### Short problem
Count the lines below that contain the string "养老保险", matching case exactly, and give only that number.

# Start of Data for this task

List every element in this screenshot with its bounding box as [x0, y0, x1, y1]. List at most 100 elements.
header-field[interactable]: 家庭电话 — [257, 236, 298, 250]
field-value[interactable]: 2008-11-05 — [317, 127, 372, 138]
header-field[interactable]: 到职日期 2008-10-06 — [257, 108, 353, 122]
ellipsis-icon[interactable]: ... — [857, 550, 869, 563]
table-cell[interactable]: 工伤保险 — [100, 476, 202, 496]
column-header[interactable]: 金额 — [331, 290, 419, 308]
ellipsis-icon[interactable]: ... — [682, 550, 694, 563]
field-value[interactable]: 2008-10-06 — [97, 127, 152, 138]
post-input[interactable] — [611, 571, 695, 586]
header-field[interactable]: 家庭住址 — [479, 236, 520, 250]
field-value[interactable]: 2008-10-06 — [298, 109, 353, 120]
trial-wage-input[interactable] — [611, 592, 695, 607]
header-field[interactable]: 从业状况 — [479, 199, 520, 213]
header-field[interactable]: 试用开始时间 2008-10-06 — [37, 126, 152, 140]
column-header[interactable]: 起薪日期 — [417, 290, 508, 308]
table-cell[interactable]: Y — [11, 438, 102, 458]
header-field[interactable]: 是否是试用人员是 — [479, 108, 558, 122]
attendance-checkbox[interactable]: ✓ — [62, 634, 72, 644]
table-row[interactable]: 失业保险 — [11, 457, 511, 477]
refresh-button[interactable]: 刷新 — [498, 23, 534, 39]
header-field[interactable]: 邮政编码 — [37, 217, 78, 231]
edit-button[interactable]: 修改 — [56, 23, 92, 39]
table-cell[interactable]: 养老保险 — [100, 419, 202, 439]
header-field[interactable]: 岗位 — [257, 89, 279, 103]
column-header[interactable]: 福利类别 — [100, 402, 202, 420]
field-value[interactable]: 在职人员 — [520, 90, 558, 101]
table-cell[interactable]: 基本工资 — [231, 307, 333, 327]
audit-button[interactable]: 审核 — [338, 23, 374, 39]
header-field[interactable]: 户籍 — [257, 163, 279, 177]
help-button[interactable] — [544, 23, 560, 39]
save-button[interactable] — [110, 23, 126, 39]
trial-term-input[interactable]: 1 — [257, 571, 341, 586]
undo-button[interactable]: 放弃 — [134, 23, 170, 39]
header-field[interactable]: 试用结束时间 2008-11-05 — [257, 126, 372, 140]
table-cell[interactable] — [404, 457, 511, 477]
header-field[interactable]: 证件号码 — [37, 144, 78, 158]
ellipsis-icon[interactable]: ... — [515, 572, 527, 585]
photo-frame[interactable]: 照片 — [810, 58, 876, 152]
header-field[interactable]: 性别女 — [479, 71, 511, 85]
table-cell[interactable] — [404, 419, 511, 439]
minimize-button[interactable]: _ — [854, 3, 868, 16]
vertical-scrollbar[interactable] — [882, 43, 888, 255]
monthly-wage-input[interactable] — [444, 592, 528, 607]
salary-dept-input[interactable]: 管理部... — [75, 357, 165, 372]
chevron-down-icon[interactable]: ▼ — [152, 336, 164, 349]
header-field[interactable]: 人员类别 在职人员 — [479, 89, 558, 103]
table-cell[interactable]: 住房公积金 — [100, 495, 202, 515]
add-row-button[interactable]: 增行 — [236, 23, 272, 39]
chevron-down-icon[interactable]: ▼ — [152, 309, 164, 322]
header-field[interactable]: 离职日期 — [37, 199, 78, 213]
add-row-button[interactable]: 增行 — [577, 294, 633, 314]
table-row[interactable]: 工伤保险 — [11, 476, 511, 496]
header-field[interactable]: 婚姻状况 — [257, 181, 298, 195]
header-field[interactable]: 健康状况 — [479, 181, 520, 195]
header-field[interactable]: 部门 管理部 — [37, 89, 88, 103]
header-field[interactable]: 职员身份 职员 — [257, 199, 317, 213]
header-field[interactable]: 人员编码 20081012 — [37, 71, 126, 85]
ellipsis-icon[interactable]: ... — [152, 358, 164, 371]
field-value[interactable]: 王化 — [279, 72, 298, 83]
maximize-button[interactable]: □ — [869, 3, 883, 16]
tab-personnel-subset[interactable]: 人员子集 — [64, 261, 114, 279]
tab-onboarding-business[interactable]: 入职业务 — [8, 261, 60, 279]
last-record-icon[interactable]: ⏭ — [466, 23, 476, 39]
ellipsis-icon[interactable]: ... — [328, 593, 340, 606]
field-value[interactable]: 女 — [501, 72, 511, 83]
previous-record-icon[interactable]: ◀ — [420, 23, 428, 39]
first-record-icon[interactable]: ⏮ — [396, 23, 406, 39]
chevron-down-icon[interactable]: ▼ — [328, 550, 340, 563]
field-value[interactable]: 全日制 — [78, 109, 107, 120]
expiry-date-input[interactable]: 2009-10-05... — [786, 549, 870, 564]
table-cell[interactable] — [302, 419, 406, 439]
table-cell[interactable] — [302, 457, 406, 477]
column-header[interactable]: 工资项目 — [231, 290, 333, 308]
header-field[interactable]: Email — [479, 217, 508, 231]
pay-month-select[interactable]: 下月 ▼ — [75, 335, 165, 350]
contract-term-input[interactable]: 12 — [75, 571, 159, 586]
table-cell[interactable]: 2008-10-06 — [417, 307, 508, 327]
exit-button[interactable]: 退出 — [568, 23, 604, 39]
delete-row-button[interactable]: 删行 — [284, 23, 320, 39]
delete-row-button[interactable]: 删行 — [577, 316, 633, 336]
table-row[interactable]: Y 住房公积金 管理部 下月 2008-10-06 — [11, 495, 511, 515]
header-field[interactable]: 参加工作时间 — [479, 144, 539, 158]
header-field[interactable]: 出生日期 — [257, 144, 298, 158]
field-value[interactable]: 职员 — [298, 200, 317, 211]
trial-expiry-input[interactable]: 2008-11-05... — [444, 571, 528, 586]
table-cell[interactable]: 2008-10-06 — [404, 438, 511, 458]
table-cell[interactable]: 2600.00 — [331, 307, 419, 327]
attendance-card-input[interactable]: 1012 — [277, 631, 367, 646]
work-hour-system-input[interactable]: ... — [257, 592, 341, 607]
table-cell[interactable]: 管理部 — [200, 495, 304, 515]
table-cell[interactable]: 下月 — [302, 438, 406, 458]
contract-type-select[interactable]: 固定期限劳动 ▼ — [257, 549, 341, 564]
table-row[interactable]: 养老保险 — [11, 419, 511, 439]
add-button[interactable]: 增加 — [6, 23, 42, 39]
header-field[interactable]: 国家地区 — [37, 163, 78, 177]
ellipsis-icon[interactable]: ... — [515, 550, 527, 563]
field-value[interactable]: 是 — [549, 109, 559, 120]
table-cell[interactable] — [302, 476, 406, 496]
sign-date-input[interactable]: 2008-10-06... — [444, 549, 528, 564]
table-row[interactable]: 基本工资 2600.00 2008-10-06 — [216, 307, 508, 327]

# End of Data for this task

### Solution for this exercise
2